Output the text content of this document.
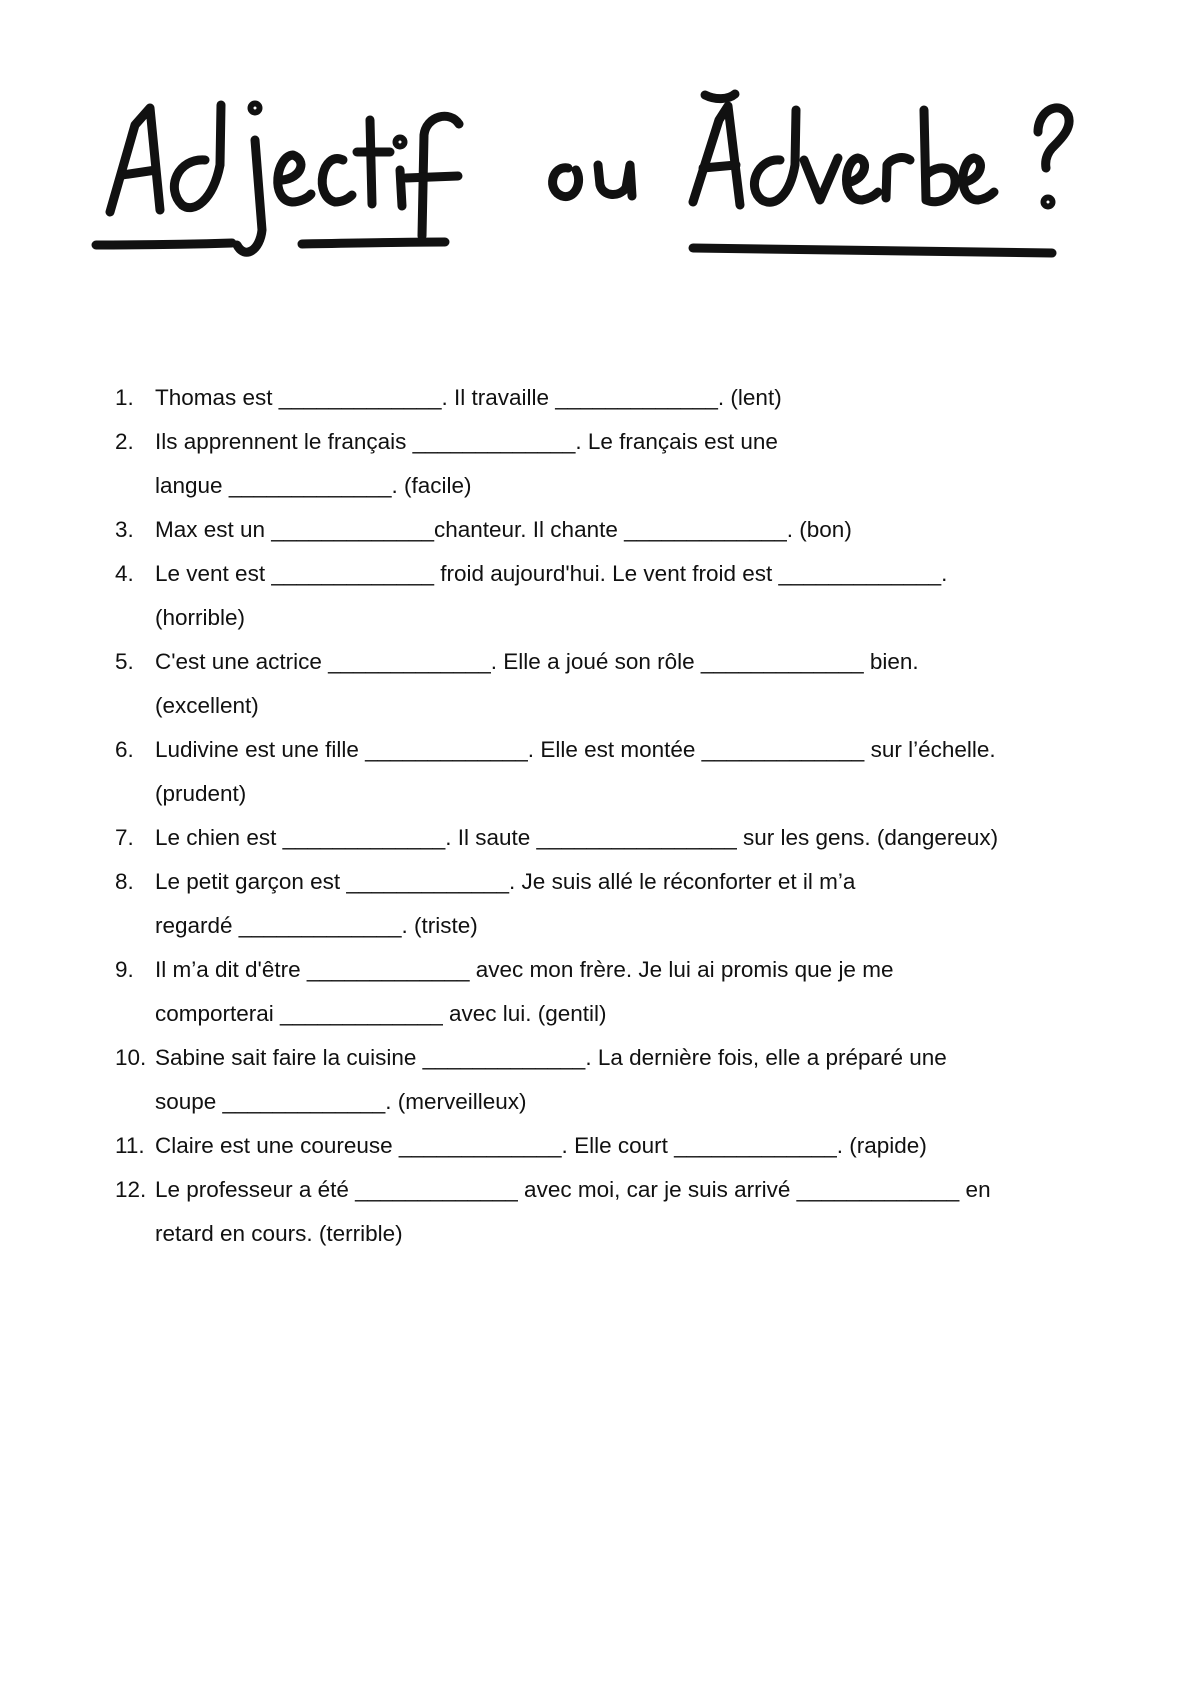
1. Thomas est _____________. Il travaille _____________. (lent)
2. Ils apprennent le français _____________. Le français est une
langue _____________. (facile)
3. Max est un _____________chanteur. Il chante _____________. (bon)
4. Le vent est _____________ froid aujourd'hui. Le vent froid est _____________.
(horrible)
5. C'est une actrice _____________. Elle a joué son rôle _____________ bien.
(excellent)
6. Ludivine est une fille _____________. Elle est montée _____________ sur l’échelle.
(prudent)
7. Le chien est _____________. Il saute ________________ sur les gens. (dangereux)
8. Le petit garçon est _____________. Je suis allé le réconforter et il m’a
regardé _____________. (triste)
9. Il m’a dit d'être _____________ avec mon frère. Je lui ai promis que je me
comporterai _____________ avec lui. (gentil)
10. Sabine sait faire la cuisine _____________. La dernière fois, elle a préparé une
soupe _____________. (merveilleux)
11. Claire est une coureuse _____________. Elle court _____________. (rapide)
12. Le professeur a été _____________ avec moi, car je suis arrivé _____________ en
retard en cours. (terrible)
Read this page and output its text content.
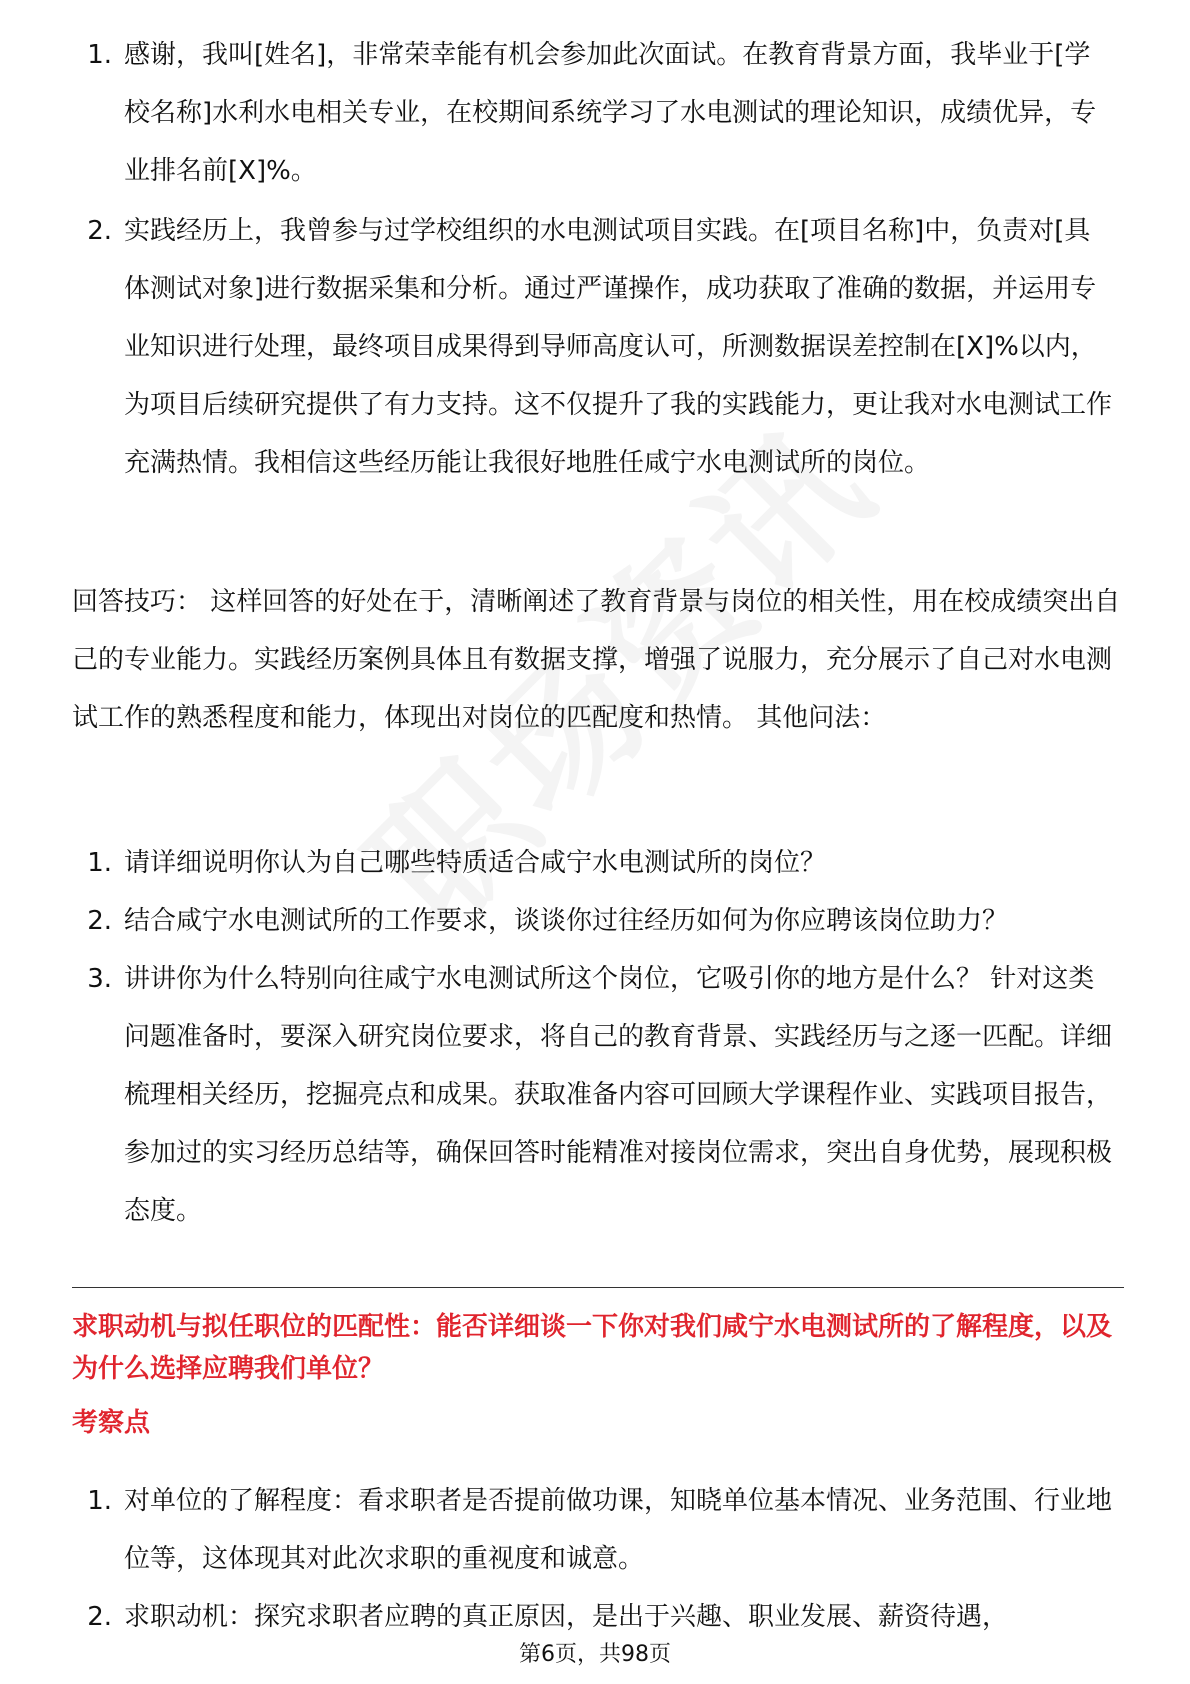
1. 感谢，我叫[姓名]，非常荣幸能有机会参加此次面试。在教育背景方面，我毕业于[学校名称]水利水电相关专业，在校期间系统学习了水电测试的理论知识，成绩优异，专业排名前[X]%。
2. 实践经历上，我曾参与过学校组织的水电测试项目实践。在[项目名称]中，负责对[具体测试对象]进行数据采集和分析。通过严谨操作，成功获取了准确的数据，并运用专业知识进行处理，最终项目成果得到导师高度认可，所测数据误差控制在[X]%以内，为项目后续研究提供了有力支持。这不仅提升了我的实践能力，更让我对水电测试工作充满热情。我相信这些经历能让我很好地胜任咸宁水电测试所的岗位。
回答技巧： 这样回答的好处在于，清晰阐述了教育背景与岗位的相关性，用在校成绩突出自己的专业能力。实践经历案例具体且有数据支撑，增强了说服力，充分展示了自己对水电测试工作的熟悉程度和能力，体现出对岗位的匹配度和热情。 其他问法：
1. 请详细说明你认为自己哪些特质适合咸宁水电测试所的岗位？
2. 结合咸宁水电测试所的工作要求，谈谈你过往经历如何为你应聘该岗位助力？
3. 讲讲你为什么特别向往咸宁水电测试所这个岗位，它吸引你的地方是什么？ 针对这类问题准备时，要深入研究岗位要求，将自己的教育背景、实践经历与之逐一匹配。详细梳理相关经历，挖掘亮点和成果。获取准备内容可回顾大学课程作业、实践项目报告，参加过的实习经历总结等，确保回答时能精准对接岗位需求，突出自身优势，展现积极态度。
求职动机与拟任职位的匹配性：能否详细谈一下你对我们咸宁水电测试所的了解程度，以及为什么选择应聘我们单位？
考察点
1. 对单位的了解程度：看求职者是否提前做功课，知晓单位基本情况、业务范围、行业地位等，这体现其对此次求职的重视度和诚意。
2. 求职动机：探究求职者应聘的真正原因，是出于兴趣、职业发展、薪资待遇，
第6页，共98页
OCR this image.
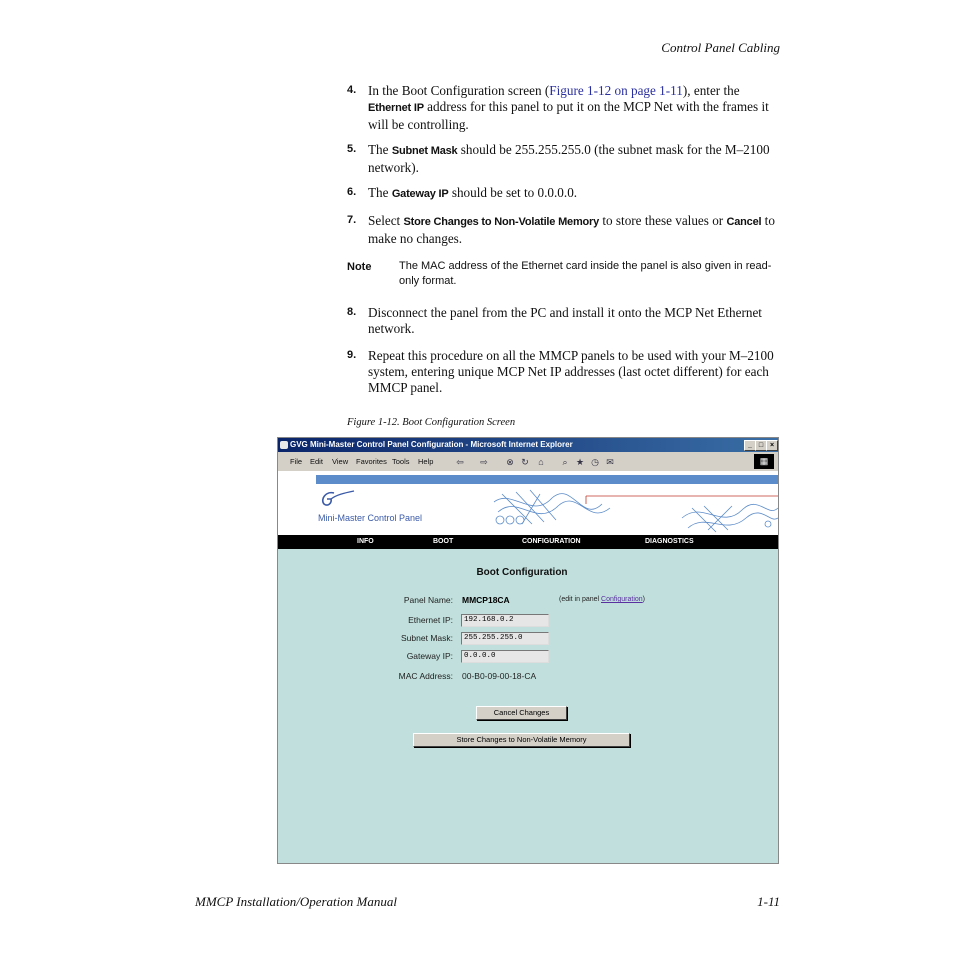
Control Panel Cabling
4. In the Boot Configuration screen (Figure 1-12 on page 1-11), enter the Ethernet IP address for this panel to put it on the MCP Net with the frames it will be controlling.
5. The Subnet Mask should be 255.255.255.0 (the subnet mask for the M–2100 network).
6. The Gateway IP should be set to 0.0.0.0.
7. Select Store Changes to Non-Volatile Memory to store these values or Cancel to make no changes.
Note	The MAC address of the Ethernet card inside the panel is also given in read-only format.
8. Disconnect the panel from the PC and install it onto the MCP Net Ethernet network.
9. Repeat this procedure on all the MMCP panels to be used with your M–2100 system, entering unique MCP Net IP addresses (last octet different) for each MMCP panel.
Figure 1-12. Boot Configuration Screen
GVG Mini-Master Control Panel Configuration - Microsoft Internet Explorer	_ □ ×
File Edit View Favorites Tools Help	⇦ ⇨ ⊗ ↻	⌂	⌕ ★ ◷ ✉	▦
Mini-Master Control Panel
INFO	BOOT	CONFIGURATION	DIAGNOSTICS
Boot Configuration
Panel Name: MMCP18CA	(edit in panel Configuration)
Ethernet IP:	192.168.0.2
Subnet Mask:	255.255.255.0
Gateway IP:	0.0.0.0
MAC Address: 00-B0-09-00-18-CA
Cancel Changes
Store Changes to Non-Volatile Memory
MMCP Installation/Operation Manual	1-11
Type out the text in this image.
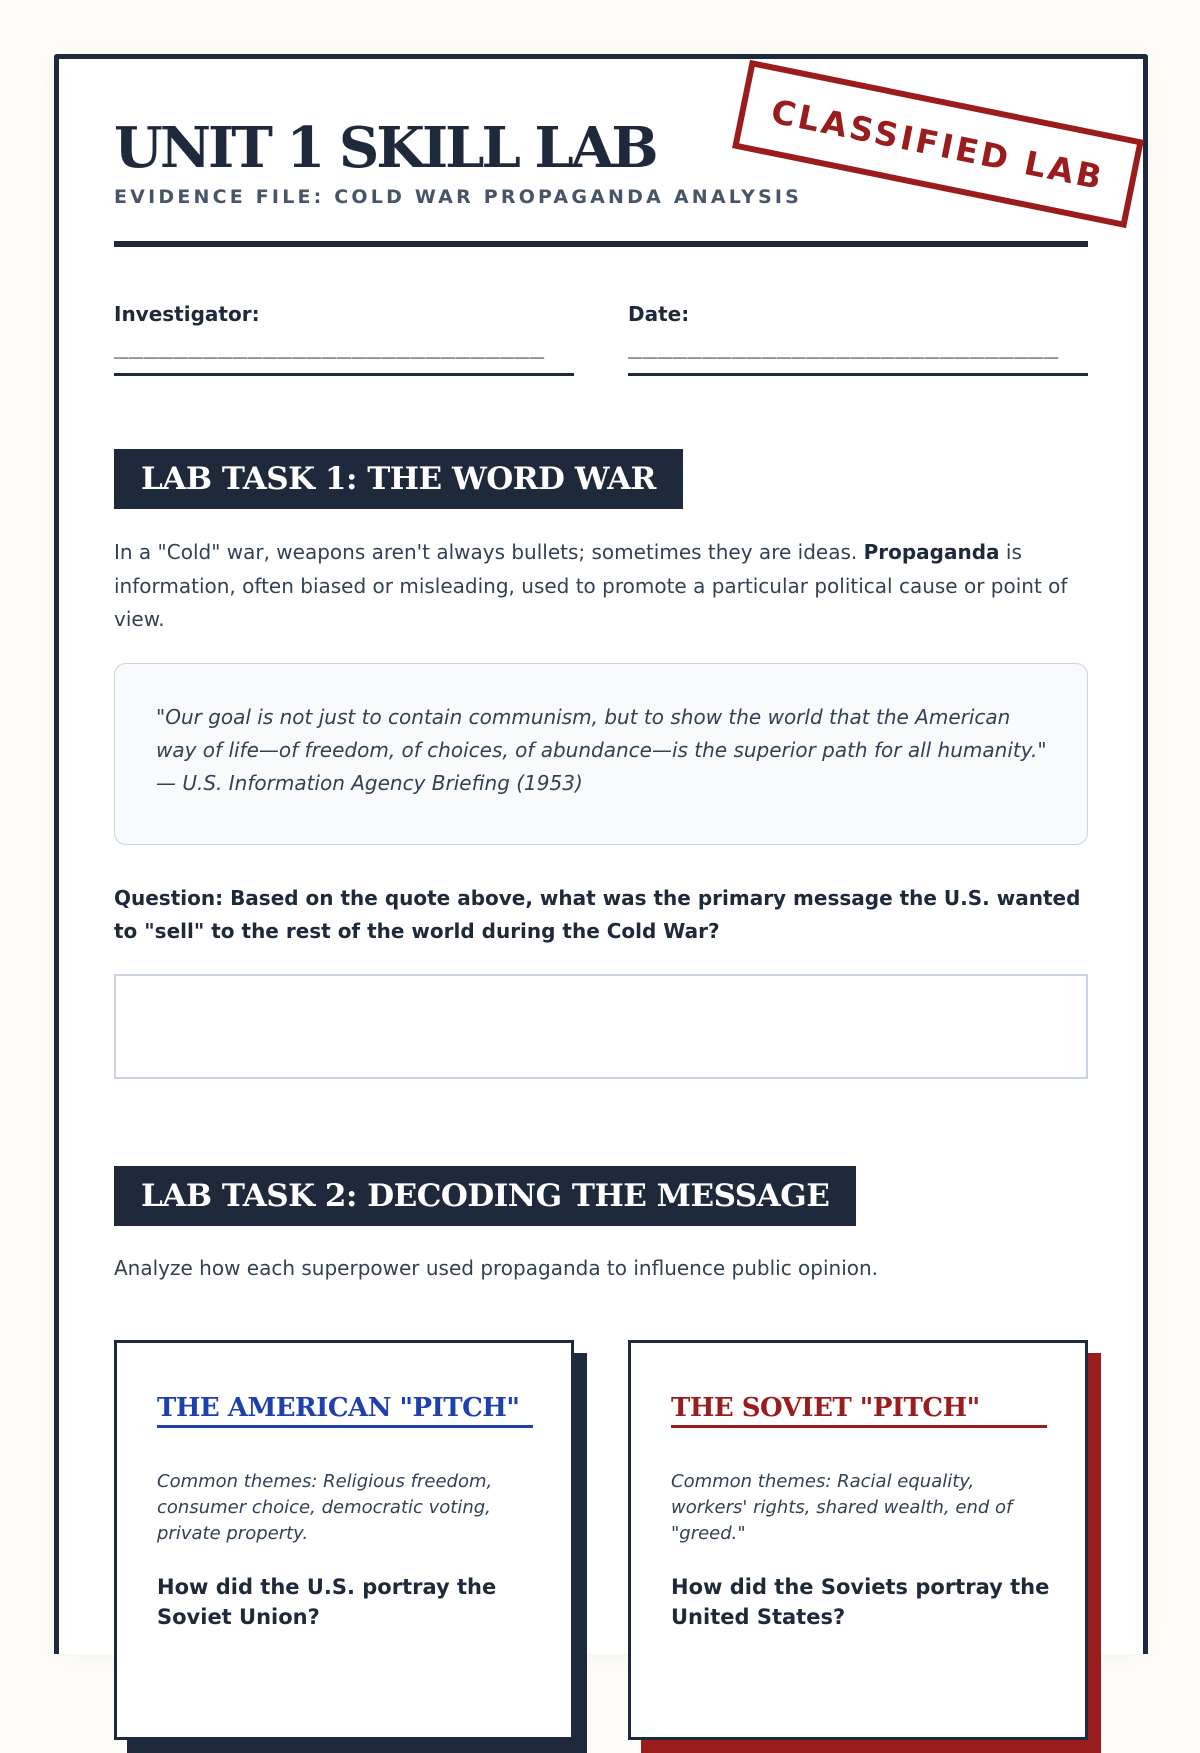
UNIT 1 SKILL LAB
EVIDENCE FILE: COLD WAR PROPAGANDA ANALYSIS
CLASSIFIED LAB
Investigator:
_____________________________
Date:
_____________________________
LAB TASK 1: THE WORD WAR

In a "Cold" war, weapons aren't always bullets; sometimes they are ideas. Propaganda is information, often biased or misleading, used to promote a particular political cause or point of view.

"Our goal is not just to contain communism, but to show the world that the American way of life—of freedom, of choices, of abundance—is the superior path for all humanity." — U.S. Information Agency Briefing (1953)
Question: Based on the quote above, what was the primary message the U.S. wanted to "sell" to the rest of the world during the Cold War?
LAB TASK 2: DECODING THE MESSAGE

Analyze how each superpower used propaganda to influence public opinion.

THE AMERICAN "PITCH"
Common themes: Religious freedom, consumer choice, democratic voting, private property.
How did the U.S. portray the Soviet Union?
THE SOVIET "PITCH"
Common themes: Racial equality, workers' rights, shared wealth, end of "greed."
How did the Soviets portray the United States?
· · ·
■ **What is asked**:
Copy each line of the records above that carries the word "Gateway".

■ **Solution to the problem**:
6. The Gateway IP should be set to 0.0.0.0.
Gateway IP:	0.0.0.0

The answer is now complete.